═════ Supplied material ═════

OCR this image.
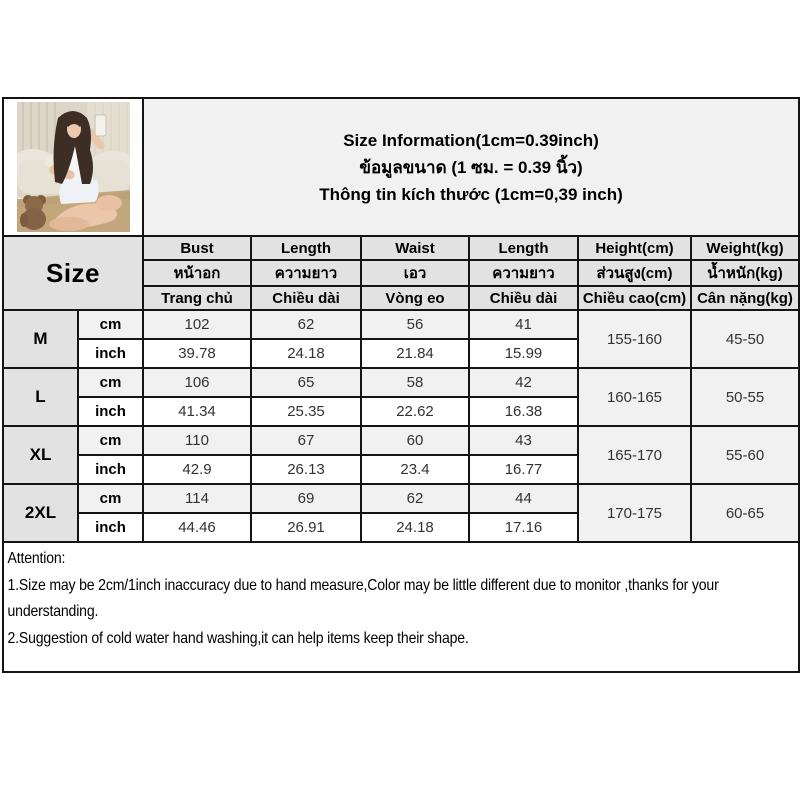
Size Information(1cm=0.39inch)
ข้อมูลขนาด (1 ซม. = 0.39 นิ้ว)
Thông tin kích thước (1cm=0,39 inch)					

Size		Bust	Length	Waist	Length	Height(cm)	Weight(kg)
		หน้าอก	ความยาว	เอว	ความยาว	ส่วนสูง(cm)	น้ำหนัก(kg)
		Trang chủ	Chiều dài	Vòng eo	Chiều dài	Chiều cao(cm)	Cân nặng(kg)
M	cm	102	62	56	41	155-160	45-50
	inch	39.78	24.18	21.84	15.99		
L	cm	106	65	58	42	160-165	50-55
	inch	41.34	25.35	22.62	16.38		
XL	cm	110	67	60	43	165-170	55-60
	inch	42.9	26.13	23.4	16.77		
2XL	cm	114	69	62	44	170-175	60-65
	inch	44.46	26.91	24.18	17.16		

Attention:
1.Size may be 2cm/1inch inaccuracy due to hand measure,Color may be little different due to monitor ,thanks for your understanding.
2.Suggestion of cold water hand washing,it can help items keep their shape.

═════

*Set task:* Every line above should be returned word for word, with the pictures left behind.

*Result:*
OCR this image.
Size Information(1cm=0.39inch)
ข้อมูลขนาด (1 ซม. = 0.39 นิ้ว)
Thông tin kích thước (1cm=0,39 inch)					

Size		Bust	Length	Waist	Length	Height(cm)	Weight(kg)
		หน้าอก	ความยาว	เอว	ความยาว	ส่วนสูง(cm)	น้ำหนัก(kg)
		Trang chủ	Chiều dài	Vòng eo	Chiều dài	Chiều cao(cm)	Cân nặng(kg)
M	cm	102	62	56	41	155-160	45-50
	inch	39.78	24.18	21.84	15.99		
L	cm	106	65	58	42	160-165	50-55
	inch	41.34	25.35	22.62	16.38		
XL	cm	110	67	60	43	165-170	55-60
	inch	42.9	26.13	23.4	16.77		
2XL	cm	114	69	62	44	170-175	60-65
	inch	44.46	26.91	24.18	17.16		

Attention:
1.Size may be 2cm/1inch inaccuracy due to hand measure,Color may be little different due to monitor ,thanks for your understanding.
2.Suggestion of cold water hand washing,it can help items keep their shape.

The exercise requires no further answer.